Collected data:
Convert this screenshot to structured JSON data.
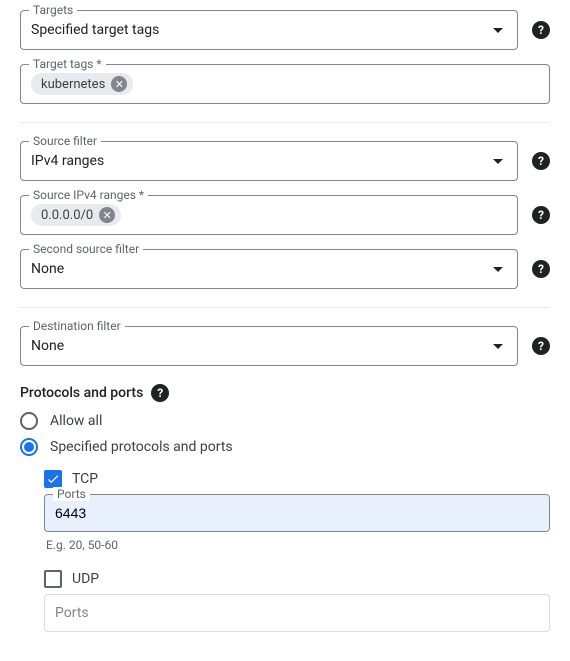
{
  "targets": {
    "legend": "Targets",
    "value": "Specified target tags"
  },
  "targetTags": {
    "legend": "Target tags *",
    "chip": "kubernetes"
  },
  "sourceFilter": {
    "legend": "Source filter",
    "value": "IPv4 ranges"
  },
  "sourceRanges": {
    "legend": "Source IPv4 ranges *",
    "chip": "0.0.0.0/0"
  },
  "secondSourceFilter": {
    "legend": "Second source filter",
    "value": "None"
  },
  "destinationFilter": {
    "legend": "Destination filter",
    "value": "None"
  },
  "protocolsSection": {
    "title": "Protocols and ports",
    "allowAll": "Allow all",
    "specified": "Specified protocols and ports"
  },
  "tcp": {
    "label": "TCP",
    "portsLegend": "Ports",
    "portsValue": "6443",
    "hint": "E.g. 20, 50-60"
  },
  "udp": {
    "label": "UDP",
    "portsPlaceholder": "Ports"
  }
}
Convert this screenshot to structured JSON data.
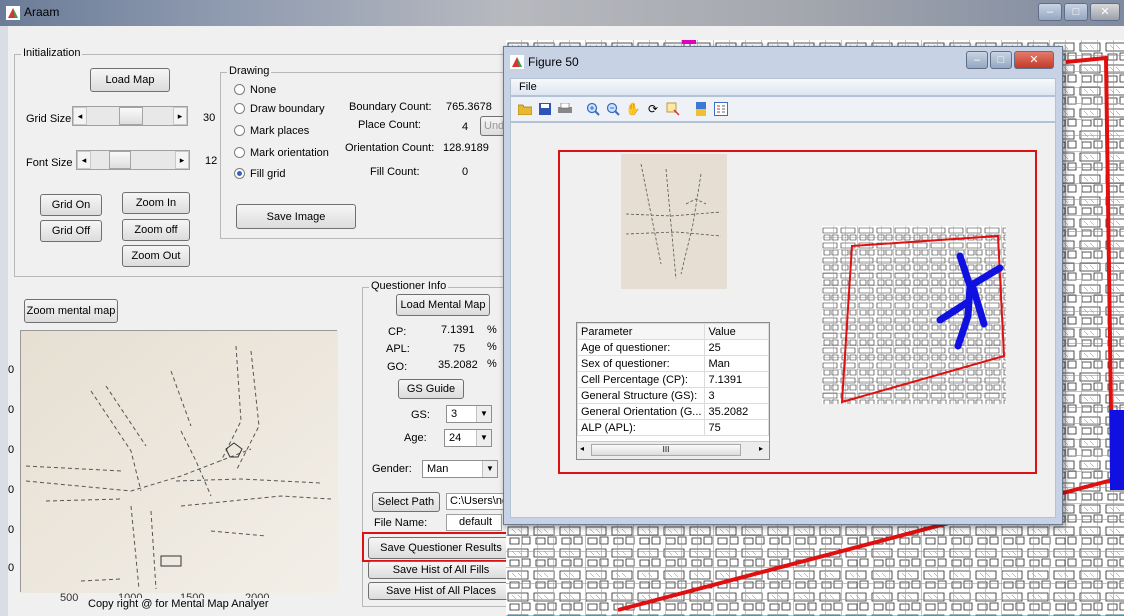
{
  "window": {
    "title": "Araam"
  },
  "initialization": {
    "title": "Initialization",
    "load_map": "Load Map",
    "grid_size_label": "Grid Size",
    "grid_size_value": "30",
    "font_size_label": "Font Size",
    "font_size_value": "12",
    "grid_on": "Grid On",
    "grid_off": "Grid Off",
    "zoom_in": "Zoom In",
    "zoom_off": "Zoom off",
    "zoom_out": "Zoom Out"
  },
  "drawing": {
    "title": "Drawing",
    "options": [
      "None",
      "Draw boundary",
      "Mark places",
      "Mark orientation",
      "Fill grid"
    ],
    "selected_index": 4,
    "stats": [
      {
        "label": "Boundary Count:",
        "value": "765.3678"
      },
      {
        "label": "Place Count:",
        "value": "4"
      },
      {
        "label": "Orientation Count:",
        "value": "128.9189"
      },
      {
        "label": "Fill Count:",
        "value": "0"
      }
    ],
    "undo_partial": "Und",
    "save_image": "Save Image"
  },
  "mental_map": {
    "zoom_button": "Zoom mental map",
    "x_ticks": [
      "500",
      "1000",
      "1500",
      "2000"
    ],
    "y_tick": "0"
  },
  "questioner": {
    "title": "Questioner Info",
    "load_button": "Load Mental Map",
    "metrics": [
      {
        "label": "CP:",
        "value": "7.1391",
        "unit": "%"
      },
      {
        "label": "APL:",
        "value": "75",
        "unit": "%"
      },
      {
        "label": "GO:",
        "value": "35.2082",
        "unit": "%"
      }
    ],
    "gs_guide": "GS Guide",
    "gs_label": "GS:",
    "gs_value": "3",
    "age_label": "Age:",
    "age_value": "24",
    "gender_label": "Gender:",
    "gender_value": "Man",
    "select_path": "Select Path",
    "path_value": "C:\\Users\\no",
    "file_name_label": "File Name:",
    "file_name_value": "default",
    "save_results": "Save Questioner Results",
    "save_hist_fills": "Save Hist of All Fills",
    "save_hist_places": "Save Hist of All Places"
  },
  "footer": {
    "copyright": "Copy right @ for Mental Map Analyer"
  },
  "figure": {
    "title": "Figure 50",
    "menu": [
      "File"
    ],
    "table": {
      "headers": [
        "Parameter",
        "Value"
      ],
      "rows": [
        [
          "Age of questioner:",
          "25"
        ],
        [
          "Sex of questioner:",
          "Man"
        ],
        [
          "Cell Percentage (CP):",
          "7.1391"
        ],
        [
          "General Structure (GS):",
          "3"
        ],
        [
          "General Orientation (G...",
          "35.2082"
        ],
        [
          "ALP (APL):",
          "75"
        ]
      ],
      "scroll_grip": "III"
    }
  },
  "colors": {
    "highlight_red": "#d11111",
    "grid_cyan": "#00e0e0",
    "route_blue": "#1010e0"
  }
}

Exercise brief »
Copy the data exactly. Any picture it contains is to be omitted.

Response to the task »
Convert this screenshot to structured JSON data.
{
  "targets": {
    "legend": "Targets",
    "value": "Specified target tags"
  },
  "targetTags": {
    "legend": "Target tags *",
    "chip": "kubernetes"
  },
  "sourceFilter": {
    "legend": "Source filter",
    "value": "IPv4 ranges"
  },
  "sourceRanges": {
    "legend": "Source IPv4 ranges *",
    "chip": "0.0.0.0/0"
  },
  "secondSourceFilter": {
    "legend": "Second source filter",
    "value": "None"
  },
  "destinationFilter": {
    "legend": "Destination filter",
    "value": "None"
  },
  "protocolsSection": {
    "title": "Protocols and ports",
    "allowAll": "Allow all",
    "specified": "Specified protocols and ports"
  },
  "tcp": {
    "label": "TCP",
    "portsLegend": "Ports",
    "portsValue": "6443",
    "hint": "E.g. 20, 50-60"
  },
  "udp": {
    "label": "UDP",
    "portsPlaceholder": "Ports"
  }
}
Convert this screenshot to structured JSON data.
{
  "window": {
    "title": "Araam"
  },
  "initialization": {
    "title": "Initialization",
    "load_map": "Load Map",
    "grid_size_label": "Grid Size",
    "grid_size_value": "30",
    "font_size_label": "Font Size",
    "font_size_value": "12",
    "grid_on": "Grid On",
    "grid_off": "Grid Off",
    "zoom_in": "Zoom In",
    "zoom_off": "Zoom off",
    "zoom_out": "Zoom Out"
  },
  "drawing": {
    "title": "Drawing",
    "options": [
      "None",
      "Draw boundary",
      "Mark places",
      "Mark orientation",
      "Fill grid"
    ],
    "selected_index": 4,
    "stats": [
      {
        "label": "Boundary Count:",
        "value": "765.3678"
      },
      {
        "label": "Place Count:",
        "value": "4"
      },
      {
        "label": "Orientation Count:",
        "value": "128.9189"
      },
      {
        "label": "Fill Count:",
        "value": "0"
      }
    ],
    "undo_partial": "Und",
    "save_image": "Save Image"
  },
  "mental_map": {
    "zoom_button": "Zoom mental map",
    "x_ticks": [
      "500",
      "1000",
      "1500",
      "2000"
    ],
    "y_tick": "0"
  },
  "questioner": {
    "title": "Questioner Info",
    "load_button": "Load Mental Map",
    "metrics": [
      {
        "label": "CP:",
        "value": "7.1391",
        "unit": "%"
      },
      {
        "label": "APL:",
        "value": "75",
        "unit": "%"
      },
      {
        "label": "GO:",
        "value": "35.2082",
        "unit": "%"
      }
    ],
    "gs_guide": "GS Guide",
    "gs_label": "GS:",
    "gs_value": "3",
    "age_label": "Age:",
    "age_value": "24",
    "gender_label": "Gender:",
    "gender_value": "Man",
    "select_path": "Select Path",
    "path_value": "C:\\Users\\no",
    "file_name_label": "File Name:",
    "file_name_value": "default",
    "save_results": "Save Questioner Results",
    "save_hist_fills": "Save Hist of All Fills",
    "save_hist_places": "Save Hist of All Places"
  },
  "footer": {
    "copyright": "Copy right @ for Mental Map Analyer"
  },
  "figure": {
    "title": "Figure 50",
    "menu": [
      "File"
    ],
    "table": {
      "headers": [
        "Parameter",
        "Value"
      ],
      "rows": [
        [
          "Age of questioner:",
          "25"
        ],
        [
          "Sex of questioner:",
          "Man"
        ],
        [
          "Cell Percentage (CP):",
          "7.1391"
        ],
        [
          "General Structure (GS):",
          "3"
        ],
        [
          "General Orientation (G...",
          "35.2082"
        ],
        [
          "ALP (APL):",
          "75"
        ]
      ],
      "scroll_grip": "III"
    }
  },
  "colors": {
    "highlight_red": "#d11111",
    "grid_cyan": "#00e0e0",
    "route_blue": "#1010e0"
  }
}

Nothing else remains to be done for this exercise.